>> begin DATA TO PROCESS
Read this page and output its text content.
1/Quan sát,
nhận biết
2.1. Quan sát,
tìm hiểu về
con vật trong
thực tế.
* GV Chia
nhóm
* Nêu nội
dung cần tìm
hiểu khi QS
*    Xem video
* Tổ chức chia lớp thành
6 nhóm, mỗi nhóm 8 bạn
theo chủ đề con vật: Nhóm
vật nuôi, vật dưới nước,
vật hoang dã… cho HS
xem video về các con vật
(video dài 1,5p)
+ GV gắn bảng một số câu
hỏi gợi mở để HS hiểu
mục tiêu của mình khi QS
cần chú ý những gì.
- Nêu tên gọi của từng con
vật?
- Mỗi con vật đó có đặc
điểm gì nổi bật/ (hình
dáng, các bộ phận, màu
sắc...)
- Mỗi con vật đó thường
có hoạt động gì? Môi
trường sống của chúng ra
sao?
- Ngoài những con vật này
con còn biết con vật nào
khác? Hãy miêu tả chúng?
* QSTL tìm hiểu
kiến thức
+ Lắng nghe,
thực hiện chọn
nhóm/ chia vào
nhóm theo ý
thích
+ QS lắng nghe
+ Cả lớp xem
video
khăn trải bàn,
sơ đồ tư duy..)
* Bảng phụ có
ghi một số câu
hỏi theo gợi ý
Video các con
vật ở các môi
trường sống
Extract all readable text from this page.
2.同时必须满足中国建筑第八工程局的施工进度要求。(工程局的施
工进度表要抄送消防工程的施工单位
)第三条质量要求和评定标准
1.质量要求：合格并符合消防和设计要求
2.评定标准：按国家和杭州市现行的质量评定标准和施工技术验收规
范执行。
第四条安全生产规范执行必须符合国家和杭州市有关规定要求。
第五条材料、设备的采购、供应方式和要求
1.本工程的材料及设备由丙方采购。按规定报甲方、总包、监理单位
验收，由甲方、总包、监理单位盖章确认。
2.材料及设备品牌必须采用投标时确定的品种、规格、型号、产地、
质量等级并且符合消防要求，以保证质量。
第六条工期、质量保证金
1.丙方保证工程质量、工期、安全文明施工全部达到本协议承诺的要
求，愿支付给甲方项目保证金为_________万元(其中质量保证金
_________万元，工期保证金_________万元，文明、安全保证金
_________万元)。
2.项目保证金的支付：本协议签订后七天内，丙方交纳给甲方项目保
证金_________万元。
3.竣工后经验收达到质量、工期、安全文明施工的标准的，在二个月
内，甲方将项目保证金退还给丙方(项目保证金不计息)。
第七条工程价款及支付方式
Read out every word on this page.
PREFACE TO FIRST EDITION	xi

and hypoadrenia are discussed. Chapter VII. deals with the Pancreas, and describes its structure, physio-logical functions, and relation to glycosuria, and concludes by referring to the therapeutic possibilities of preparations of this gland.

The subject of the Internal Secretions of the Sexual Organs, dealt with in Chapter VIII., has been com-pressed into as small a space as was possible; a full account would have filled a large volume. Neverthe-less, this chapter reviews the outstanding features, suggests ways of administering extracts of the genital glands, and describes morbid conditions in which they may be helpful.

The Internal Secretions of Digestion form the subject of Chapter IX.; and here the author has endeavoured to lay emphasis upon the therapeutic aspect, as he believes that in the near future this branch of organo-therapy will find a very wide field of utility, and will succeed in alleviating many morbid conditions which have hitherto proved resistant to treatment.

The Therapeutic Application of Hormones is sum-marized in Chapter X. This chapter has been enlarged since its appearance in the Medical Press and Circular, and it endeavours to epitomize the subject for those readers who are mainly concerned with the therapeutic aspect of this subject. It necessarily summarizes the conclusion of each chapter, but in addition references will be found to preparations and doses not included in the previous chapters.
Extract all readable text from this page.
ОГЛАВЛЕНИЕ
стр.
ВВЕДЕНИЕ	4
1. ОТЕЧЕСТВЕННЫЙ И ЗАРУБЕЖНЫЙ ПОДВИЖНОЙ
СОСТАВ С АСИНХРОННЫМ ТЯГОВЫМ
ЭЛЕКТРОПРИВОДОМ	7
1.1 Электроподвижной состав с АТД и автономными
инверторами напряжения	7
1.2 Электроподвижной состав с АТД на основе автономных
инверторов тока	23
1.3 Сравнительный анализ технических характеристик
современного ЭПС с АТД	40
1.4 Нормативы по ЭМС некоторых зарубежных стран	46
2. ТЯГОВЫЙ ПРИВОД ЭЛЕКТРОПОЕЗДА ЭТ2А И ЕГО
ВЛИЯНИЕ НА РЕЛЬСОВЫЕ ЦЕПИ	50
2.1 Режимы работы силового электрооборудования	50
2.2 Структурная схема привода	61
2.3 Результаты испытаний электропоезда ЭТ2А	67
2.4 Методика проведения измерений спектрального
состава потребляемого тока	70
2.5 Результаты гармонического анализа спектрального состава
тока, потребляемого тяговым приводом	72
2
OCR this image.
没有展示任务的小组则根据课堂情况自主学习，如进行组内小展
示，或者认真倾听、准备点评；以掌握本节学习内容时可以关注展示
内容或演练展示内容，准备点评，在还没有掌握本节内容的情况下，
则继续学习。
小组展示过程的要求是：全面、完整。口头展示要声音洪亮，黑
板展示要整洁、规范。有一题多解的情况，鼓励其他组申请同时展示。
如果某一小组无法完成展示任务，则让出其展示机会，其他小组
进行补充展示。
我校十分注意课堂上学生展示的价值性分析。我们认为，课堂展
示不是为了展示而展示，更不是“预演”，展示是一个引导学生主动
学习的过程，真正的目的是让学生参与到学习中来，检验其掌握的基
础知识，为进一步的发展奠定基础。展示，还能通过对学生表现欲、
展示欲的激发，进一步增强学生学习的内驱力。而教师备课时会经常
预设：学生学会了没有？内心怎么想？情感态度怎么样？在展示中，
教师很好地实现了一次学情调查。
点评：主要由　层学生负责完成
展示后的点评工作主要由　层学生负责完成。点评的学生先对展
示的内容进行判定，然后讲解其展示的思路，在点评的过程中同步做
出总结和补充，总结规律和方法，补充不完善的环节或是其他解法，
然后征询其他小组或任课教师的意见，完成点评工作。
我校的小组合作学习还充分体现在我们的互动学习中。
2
>> end DATA TO PROCESS
◆ **WHAT IS ASKED**:
Pull out each record as written and restate it exactly.

◆ **RESULT BELOW**:
Read this page and output its text content.
1/Quan sát,
nhận biết
2.1. Quan sát,
tìm hiểu về
con vật trong
thực tế.
* GV Chia
nhóm
* Nêu nội
dung cần tìm
hiểu khi QS
*    Xem video
* Tổ chức chia lớp thành
6 nhóm, mỗi nhóm 8 bạn
theo chủ đề con vật: Nhóm
vật nuôi, vật dưới nước,
vật hoang dã… cho HS
xem video về các con vật
(video dài 1,5p)
+ GV gắn bảng một số câu
hỏi gợi mở để HS hiểu
mục tiêu của mình khi QS
cần chú ý những gì.
- Nêu tên gọi của từng con
vật?
- Mỗi con vật đó có đặc
điểm gì nổi bật/ (hình
dáng, các bộ phận, màu
sắc...)
- Mỗi con vật đó thường
có hoạt động gì? Môi
trường sống của chúng ra
sao?
- Ngoài những con vật này
con còn biết con vật nào
khác? Hãy miêu tả chúng?
* QSTL tìm hiểu
kiến thức
+ Lắng nghe,
thực hiện chọn
nhóm/ chia vào
nhóm theo ý
thích
+ QS lắng nghe
+ Cả lớp xem
video
khăn trải bàn,
sơ đồ tư duy..)
* Bảng phụ có
ghi một số câu
hỏi theo gợi ý
Video các con
vật ở các môi
trường sống
Extract all readable text from this page.
2.同时必须满足中国建筑第八工程局的施工进度要求。(工程局的施
工进度表要抄送消防工程的施工单位
)第三条质量要求和评定标准
1.质量要求：合格并符合消防和设计要求
2.评定标准：按国家和杭州市现行的质量评定标准和施工技术验收规
范执行。
第四条安全生产规范执行必须符合国家和杭州市有关规定要求。
第五条材料、设备的采购、供应方式和要求
1.本工程的材料及设备由丙方采购。按规定报甲方、总包、监理单位
验收，由甲方、总包、监理单位盖章确认。
2.材料及设备品牌必须采用投标时确定的品种、规格、型号、产地、
质量等级并且符合消防要求，以保证质量。
第六条工期、质量保证金
1.丙方保证工程质量、工期、安全文明施工全部达到本协议承诺的要
求，愿支付给甲方项目保证金为_________万元(其中质量保证金
_________万元，工期保证金_________万元，文明、安全保证金
_________万元)。
2.项目保证金的支付：本协议签订后七天内，丙方交纳给甲方项目保
证金_________万元。
3.竣工后经验收达到质量、工期、安全文明施工的标准的，在二个月
内，甲方将项目保证金退还给丙方(项目保证金不计息)。
第七条工程价款及支付方式
Read out every word on this page.
PREFACE TO FIRST EDITION	xi

and hypoadrenia are discussed. Chapter VII. deals with the Pancreas, and describes its structure, physio-logical functions, and relation to glycosuria, and concludes by referring to the therapeutic possibilities of preparations of this gland.

The subject of the Internal Secretions of the Sexual Organs, dealt with in Chapter VIII., has been com-pressed into as small a space as was possible; a full account would have filled a large volume. Neverthe-less, this chapter reviews the outstanding features, suggests ways of administering extracts of the genital glands, and describes morbid conditions in which they may be helpful.

The Internal Secretions of Digestion form the subject of Chapter IX.; and here the author has endeavoured to lay emphasis upon the therapeutic aspect, as he believes that in the near future this branch of organo-therapy will find a very wide field of utility, and will succeed in alleviating many morbid conditions which have hitherto proved resistant to treatment.

The Therapeutic Application of Hormones is sum-marized in Chapter X. This chapter has been enlarged since its appearance in the Medical Press and Circular, and it endeavours to epitomize the subject for those readers who are mainly concerned with the therapeutic aspect of this subject. It necessarily summarizes the conclusion of each chapter, but in addition references will be found to preparations and doses not included in the previous chapters.
Extract all readable text from this page.
ОГЛАВЛЕНИЕ
стр.
ВВЕДЕНИЕ	4
1. ОТЕЧЕСТВЕННЫЙ И ЗАРУБЕЖНЫЙ ПОДВИЖНОЙ
СОСТАВ С АСИНХРОННЫМ ТЯГОВЫМ
ЭЛЕКТРОПРИВОДОМ	7
1.1 Электроподвижной состав с АТД и автономными
инверторами напряжения	7
1.2 Электроподвижной состав с АТД на основе автономных
инверторов тока	23
1.3 Сравнительный анализ технических характеристик
современного ЭПС с АТД	40
1.4 Нормативы по ЭМС некоторых зарубежных стран	46
2. ТЯГОВЫЙ ПРИВОД ЭЛЕКТРОПОЕЗДА ЭТ2А И ЕГО
ВЛИЯНИЕ НА РЕЛЬСОВЫЕ ЦЕПИ	50
2.1 Режимы работы силового электрооборудования	50
2.2 Структурная схема привода	61
2.3 Результаты испытаний электропоезда ЭТ2А	67
2.4 Методика проведения измерений спектрального
состава потребляемого тока	70
2.5 Результаты гармонического анализа спектрального состава
тока, потребляемого тяговым приводом	72
2
OCR this image.
没有展示任务的小组则根据课堂情况自主学习，如进行组内小展
示，或者认真倾听、准备点评；以掌握本节学习内容时可以关注展示
内容或演练展示内容，准备点评，在还没有掌握本节内容的情况下，
则继续学习。
小组展示过程的要求是：全面、完整。口头展示要声音洪亮，黑
板展示要整洁、规范。有一题多解的情况，鼓励其他组申请同时展示。
如果某一小组无法完成展示任务，则让出其展示机会，其他小组
进行补充展示。
我校十分注意课堂上学生展示的价值性分析。我们认为，课堂展
示不是为了展示而展示，更不是“预演”，展示是一个引导学生主动
学习的过程，真正的目的是让学生参与到学习中来，检验其掌握的基
础知识，为进一步的发展奠定基础。展示，还能通过对学生表现欲、
展示欲的激发，进一步增强学生学习的内驱力。而教师备课时会经常
预设：学生学会了没有？内心怎么想？情感态度怎么样？在展示中，
教师很好地实现了一次学情调查。
点评：主要由　层学生负责完成
展示后的点评工作主要由　层学生负责完成。点评的学生先对展
示的内容进行判定，然后讲解其展示的思路，在点评的过程中同步做
出总结和补充，总结规律和方法，补充不完善的环节或是其他解法，
然后征询其他小组或任课教师的意见，完成点评工作。
我校的小组合作学习还充分体现在我们的互动学习中。
2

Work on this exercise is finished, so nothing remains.